Именно возможность оскотиниться дает возможность жизненного пространства. Поэтому, несмотря на все старания Мусс, вскорости, он от нее уходит: жить рядом с матерью-смертью, пусть даже и приемной, невозможно.
Мать — единственное звено, связывающее Моллоя с социумом, она и есть воплощение этой вот социальной активности. Поэтому она и совпадает, не может не совпадать со смертью. Да, она бесконечно влечет беднягу: весь предыдущий опыт «общественного животного» накладывает неизгладимый отпечаток. Но, с другой стороны, интуитивно, Моллой не может не понимать, что его спасение — в одиночестве, в выведенности за скобки.

19.
«Я был телом среди других тел.» (118). Ближе к концу второй части повествование, по-прежнему состоящее из потока, становится тематическим. Бытие Моллоя оказывается более понятным: внутри по-прежнему однородного текста начинают попадаться некие тромбы, сюжетные уплотнения.
Первым таким большим, сюжетно литым слитком оказывается история с г-жой Мусс. Причудливая вязь ассоциаций сменяется «суповым набором», где по полочкам разложены самые разные части тела Моллоя. Сначала он долго рассуждает о своих конечностях (!), потом переходит на легкие, гениталии и выделения.
Беккет-Моллой противопоставляет «телу-без-органов» А. Арто последний парад тела-с-органами. Границы собственного тела не пускают мысль Моллоя дальше, замыкают ее на себя — такова последняя стадия не-участия его во внешнем мире.
Зацикленность на теле как реакция на трансагрессию социального. С другой стороны, это пограничная территория перехода во внешнее. И, быть может, подготовка в введению новой текстовой фигуры – Жака, монологом которого исчерпывается содержание второй части и который оказывается фигурой зеркально прямо противоположной Моллою.

20.
Самым большим цельным куском «перечислительного» конца первой части оказывается фрагмент, посвященный морским камушкам. Обычно они замещают еду. Камушки оказываются альтернативой цивильной «пищи». Обсасывание камушков оказывается для Моллоя самым важным занятием.
И именно камушки для обсасывания оказываются первой жертвой г-жи Лусс: стирая одежду Моллоя, она просто без всякого спроса выкидывает их из карманов. Вырвавшись на свободу и попав на берег моря, первым делом, Моллой набивает камушками для сосания все карманы.
Сосание насыщает, но лишает последствий, «культурных следов». Сотворенные природой, после выполнения своей основной функции они оказываются неизменными. И, в таком неизменном виде, возвращаются на свое привычное место. И так они, вещь-в-себе, оказываются подобными Моллою. Поэтому он может себе позволить отказаться от еды, предложенной ему праздно гуляющими барышнями (80): «я молча смотрел на нее, пока она не отошла...»

21.
«К сожалению, возникают и другие потребности, кроме потребности сгнить в мире и покое, неверно выразился, я имею в виду, конечно, свою мать (81)...»

→ **Показанные данные**
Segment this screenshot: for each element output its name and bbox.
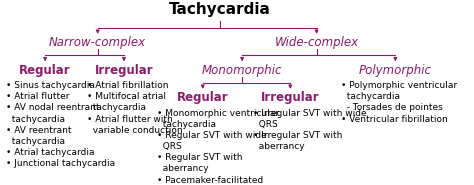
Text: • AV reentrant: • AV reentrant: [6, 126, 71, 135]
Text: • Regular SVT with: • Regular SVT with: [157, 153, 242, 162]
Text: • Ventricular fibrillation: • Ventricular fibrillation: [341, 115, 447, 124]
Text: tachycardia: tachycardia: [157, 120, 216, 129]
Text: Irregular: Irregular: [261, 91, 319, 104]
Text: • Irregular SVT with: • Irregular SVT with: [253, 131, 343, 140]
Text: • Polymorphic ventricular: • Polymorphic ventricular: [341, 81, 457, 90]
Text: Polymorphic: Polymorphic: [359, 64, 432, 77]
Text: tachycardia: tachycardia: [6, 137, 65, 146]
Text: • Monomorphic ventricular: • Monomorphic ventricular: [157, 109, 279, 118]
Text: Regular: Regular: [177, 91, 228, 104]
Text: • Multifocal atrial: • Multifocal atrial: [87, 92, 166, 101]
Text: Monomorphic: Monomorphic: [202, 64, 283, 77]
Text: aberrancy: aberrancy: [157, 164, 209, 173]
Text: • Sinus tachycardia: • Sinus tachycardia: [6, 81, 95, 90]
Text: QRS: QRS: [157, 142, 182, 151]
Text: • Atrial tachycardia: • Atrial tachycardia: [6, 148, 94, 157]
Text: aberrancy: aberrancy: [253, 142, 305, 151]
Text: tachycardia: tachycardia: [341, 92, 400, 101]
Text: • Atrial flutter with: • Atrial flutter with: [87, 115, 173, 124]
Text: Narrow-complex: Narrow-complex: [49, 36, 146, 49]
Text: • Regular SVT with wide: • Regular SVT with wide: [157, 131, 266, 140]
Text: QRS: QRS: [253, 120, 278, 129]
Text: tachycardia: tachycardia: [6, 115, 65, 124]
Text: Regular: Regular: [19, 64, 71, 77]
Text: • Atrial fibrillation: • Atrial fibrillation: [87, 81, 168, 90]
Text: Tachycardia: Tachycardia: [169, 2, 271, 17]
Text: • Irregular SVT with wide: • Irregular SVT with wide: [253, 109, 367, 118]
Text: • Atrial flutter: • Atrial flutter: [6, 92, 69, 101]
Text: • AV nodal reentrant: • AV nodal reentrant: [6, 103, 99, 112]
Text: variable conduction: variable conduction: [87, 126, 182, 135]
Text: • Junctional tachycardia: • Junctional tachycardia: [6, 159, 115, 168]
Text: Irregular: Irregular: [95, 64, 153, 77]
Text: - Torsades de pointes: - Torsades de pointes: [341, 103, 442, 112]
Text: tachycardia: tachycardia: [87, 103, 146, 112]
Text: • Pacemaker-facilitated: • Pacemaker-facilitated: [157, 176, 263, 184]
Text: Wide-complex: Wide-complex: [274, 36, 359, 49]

→ **Обязательные задания**
A – Объясните в одном–трех предложениях, почему, согласно тексту о «Моллое», мать совпадает со смертью.
B – Ответьте на вопросы по тексту о «Моллое»:
(i) Что обычно замещают морские камушки?
(ii) Какая история оказывается первым большим сюжетным слитком?
(iii) Монологом какой текстовой фигуры исчерпывается содержание второй части?
C – Продолжите текст о «Моллое» после последней приведенной в нем цитаты.
Записи никак не связаны с текстом.

→ **Результаты**
A – Мать — единственное звено, связывающее Моллоя с социумом, и сама есть воплощение социальной активности. Поэтому она не может не совпадать со смертью.

B –
(i) Еду.
(ii) История с г-жой Мусс.
(iii) Жака.

C –
«Моллой» состоит из двух, приблизительно равных, по объему, частей. Первая — монолог Моллоя; вторая, более сюжетная — история его несостоявшегося соглядатая, Жака Морана.
Вот его внутренняя речь, наполняющая стены второй части, действительно, может быть названа потоком сознания, чистой, без каких-либо примесей работой рефлексивной части нервной системы. Потому-то и изложение это оказывается значительно более внятным. Ну, может быть, еще и потому, что он Жак, призванный начальством присматривать за Моллоем, помимо прочего, оказывается отцом.
На лицо — зеркальная симметричность двух частей: если Моллой оказывается заряжен движением к/от матери, то Жак воплощает совершенно иную противоположность. К тому же, в отличие от Моллоя, Жак существо предельно социальное, он на службе состоит и перед начальником ответственен. Я уж не говорю об ответственности перед семьей. Поэтому нам он будет не интересен. Или так: только в связи с Моллоем, только как его искривленное отражение.
Начать хотя бы с того, что Жак помешан на пунктуальности и, следовательно, на неукоснительном соблюдении правил времени.

22.
Да, ещё... Кусок текста, принадлежащий Жаку значительно более сюжетен. Нам рассказывается история его несостоявшегося путешествия к Моллою. Получив приказ и взяв с собой сына, Жак выдвигается в путь. Некоторое время он бродяжничает, невольно опускается на самое дно жизни, отвыкает от людей и, повредив ногу, поворачивает обратно.
Стерн какой-то, «Сентиментальное путешествие»: рефлексий больше, чем перемещений. Вся эта история – вполне литературна – в привычном для нас качестве. Сюжетность здесь напрямую увязана с социальной ангажированностью, которая (как мы уже знаем, есть понятность, внятность).
В отличие от Моллоя, Жак всё время объясняет мотивы своих поступков и побуждений, которые оказываются жёстко детерминированы окружающей действительностью. Однако, ясности эта разжёванность не приносит: Жак по-прежнему остаётся для нас существом непредсказуемым. Мотивы его поступков оказываются понятными лишь ретроспективно, в обратной последовательности. Но что он выкинет в следующий момент предсказать невозможно.
Значит, нам снова показывают лишь верхнюю часть айсберга сознания – ту его часть, что можно облечь в слова и которая, как мы видим, оказывается менее значимой. В любом случае, ситуация Жака выглядит менее привлекательной: алогизм Моллоя никому не приносит никакого вреда; необъяснимость Жака постоянно цепляет своими крючьями всех попадающихся на его пути, персонажей.
В конце второй части, в момент истечения монолога-пространства, выясняется, что поток сознания Жака, как и поток сознания Моллоя есть запись потока сознания: Жак тоже пишет некий текст, что, помимо прочего, имеет кольцевую структуру – финальные слова романа оказываются первыми словами второй части, начала территории Жака.
Так нам демонстрируют возможности литературы – странного облака, где-то возле самого неба закрывающего пики гор. Литература как пар, как воздушная прослойка, опоясывающая громаду индивидуального, литература как попытка контакта и его, понимания, невозможность.

23.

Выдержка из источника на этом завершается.